> _WHAT TO DO_
Do not include the pictures; repeat the rest of the data exactly.

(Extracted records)
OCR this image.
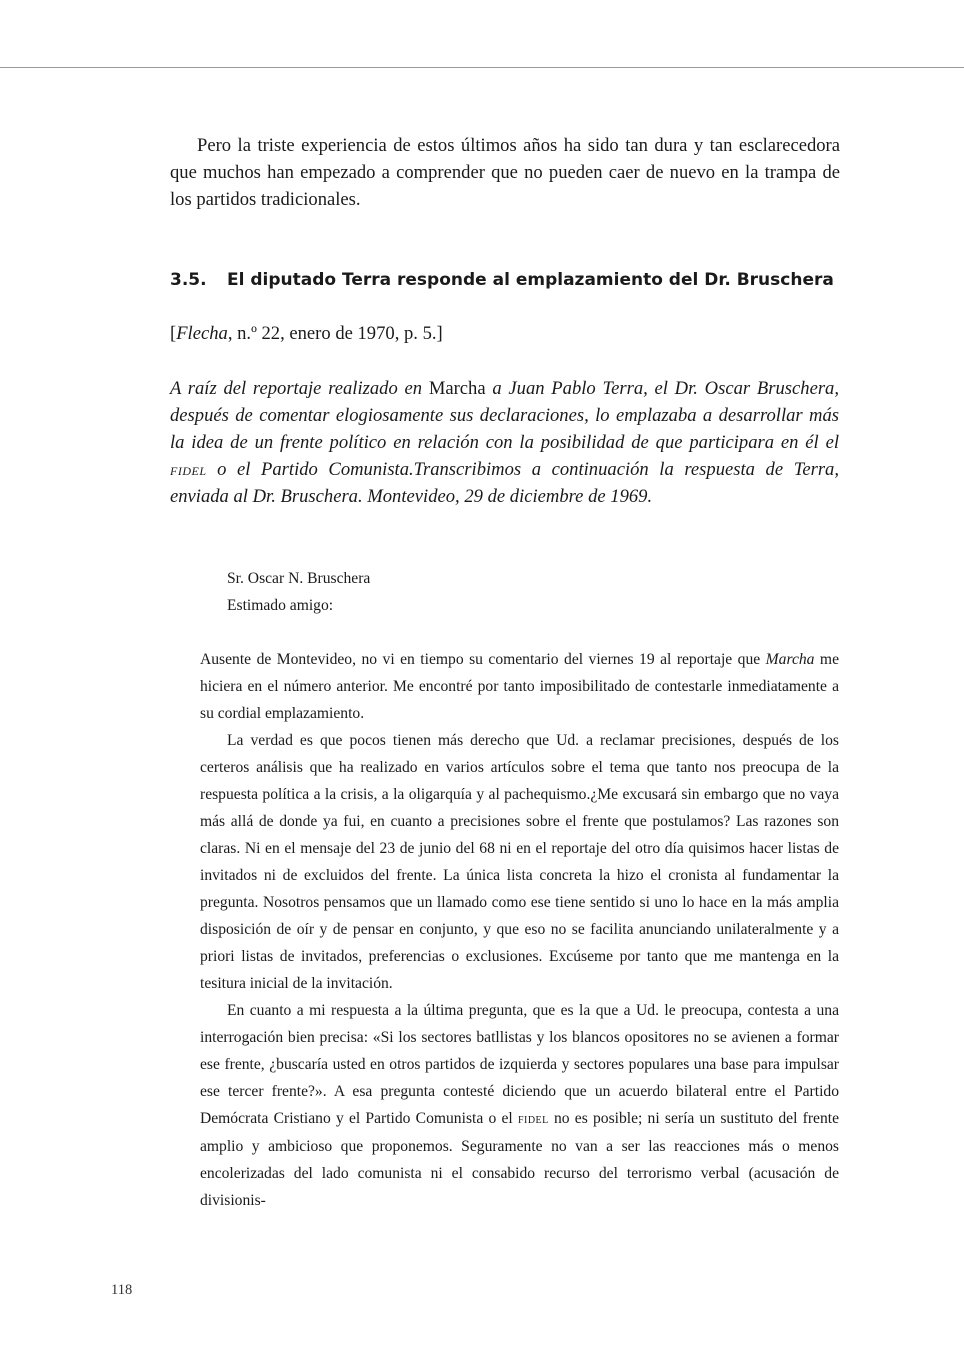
Pero la triste experiencia de estos últimos años ha sido tan dura y tan esclarecedora que muchos han empezado a comprender que no pueden caer de nuevo en la trampa de los partidos tradicionales.

3.5. El diputado Terra responde al emplazamiento del Dr. Bruschera

[Flecha, n.º 22, enero de 1970, p. 5.]

A raíz del reportaje realizado en Marcha a Juan Pablo Terra, el Dr. Oscar Bruschera, después de comentar elogiosamente sus declaraciones, lo emplazaba a desarrollar más la idea de un frente político en relación con la posibilidad de que participara en él el fidel o el Partido Comunista.Transcribimos a continuación la respuesta de Terra, enviada al Dr. Bruschera. Montevideo, 29 de diciembre de 1969.

Sr. Oscar N. Bruschera
Estimado amigo:

Ausente de Montevideo, no vi en tiempo su comentario del viernes 19 al reportaje que Marcha me hiciera en el número anterior. Me encontré por tanto imposibilitado de contestarle inmediatamente a su cordial emplazamiento.

La verdad es que pocos tienen más derecho que Ud. a reclamar precisiones, después de los certeros análisis que ha realizado en varios artículos sobre el tema que tanto nos preocupa de la respuesta política a la crisis, a la oligarquía y al pachequismo.¿Me excusará sin embargo que no vaya más allá de donde ya fui, en cuanto a precisiones sobre el frente que postulamos? Las razones son claras. Ni en el mensaje del 23 de junio del 68 ni en el reportaje del otro día quisimos hacer listas de invitados ni de excluidos del frente. La única lista concreta la hizo el cronista al fundamentar la pregunta. Nosotros pensamos que un llamado como ese tiene sentido si uno lo hace en la más amplia disposición de oír y de pensar en conjunto, y que eso no se facilita anunciando unilateralmente y a priori listas de invitados, preferencias o exclusiones. Excúseme por tanto que me mantenga en la tesitura inicial de la invitación.

En cuanto a mi respuesta a la última pregunta, que es la que a Ud. le preocupa, contesta a una interrogación bien precisa: «Si los sectores batllistas y los blancos opositores no se avienen a formar ese frente, ¿buscaría usted en otros partidos de izquierda y sectores populares una base para impulsar ese tercer frente?». A esa pregunta contesté diciendo que un acuerdo bilateral entre el Partido Demócrata Cristiano y el Partido Comunista o el fidel no es posible; ni sería un sustituto del frente amplio y ambicioso que proponemos. Seguramente no van a ser las reacciones más o menos encolerizadas del lado comunista ni el consabido recurso del terrorismo verbal (acusación de divisionis-

118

> _OUTPUT FOR THIS EXERCISE_
OCR this image.
Pero la triste experiencia de estos últimos años ha sido tan dura y tan esclarecedora que muchos han empezado a comprender que no pueden caer de nuevo en la trampa de los partidos tradicionales.

3.5. El diputado Terra responde al emplazamiento del Dr. Bruschera

[Flecha, n.º 22, enero de 1970, p. 5.]

A raíz del reportaje realizado en Marcha a Juan Pablo Terra, el Dr. Oscar Bruschera, después de comentar elogiosamente sus declaraciones, lo emplazaba a desarrollar más la idea de un frente político en relación con la posibilidad de que participara en él el fidel o el Partido Comunista.Transcribimos a continuación la respuesta de Terra, enviada al Dr. Bruschera. Montevideo, 29 de diciembre de 1969.

Sr. Oscar N. Bruschera
Estimado amigo:

Ausente de Montevideo, no vi en tiempo su comentario del viernes 19 al reportaje que Marcha me hiciera en el número anterior. Me encontré por tanto imposibilitado de contestarle inmediatamente a su cordial emplazamiento.

La verdad es que pocos tienen más derecho que Ud. a reclamar precisiones, después de los certeros análisis que ha realizado en varios artículos sobre el tema que tanto nos preocupa de la respuesta política a la crisis, a la oligarquía y al pachequismo.¿Me excusará sin embargo que no vaya más allá de donde ya fui, en cuanto a precisiones sobre el frente que postulamos? Las razones son claras. Ni en el mensaje del 23 de junio del 68 ni en el reportaje del otro día quisimos hacer listas de invitados ni de excluidos del frente. La única lista concreta la hizo el cronista al fundamentar la pregunta. Nosotros pensamos que un llamado como ese tiene sentido si uno lo hace en la más amplia disposición de oír y de pensar en conjunto, y que eso no se facilita anunciando unilateralmente y a priori listas de invitados, preferencias o exclusiones. Excúseme por tanto que me mantenga en la tesitura inicial de la invitación.

En cuanto a mi respuesta a la última pregunta, que es la que a Ud. le preocupa, contesta a una interrogación bien precisa: «Si los sectores batllistas y los blancos opositores no se avienen a formar ese frente, ¿buscaría usted en otros partidos de izquierda y sectores populares una base para impulsar ese tercer frente?». A esa pregunta contesté diciendo que un acuerdo bilateral entre el Partido Demócrata Cristiano y el Partido Comunista o el fidel no es posible; ni sería un sustituto del frente amplio y ambicioso que proponemos. Seguramente no van a ser las reacciones más o menos encolerizadas del lado comunista ni el consabido recurso del terrorismo verbal (acusación de divisionis-

118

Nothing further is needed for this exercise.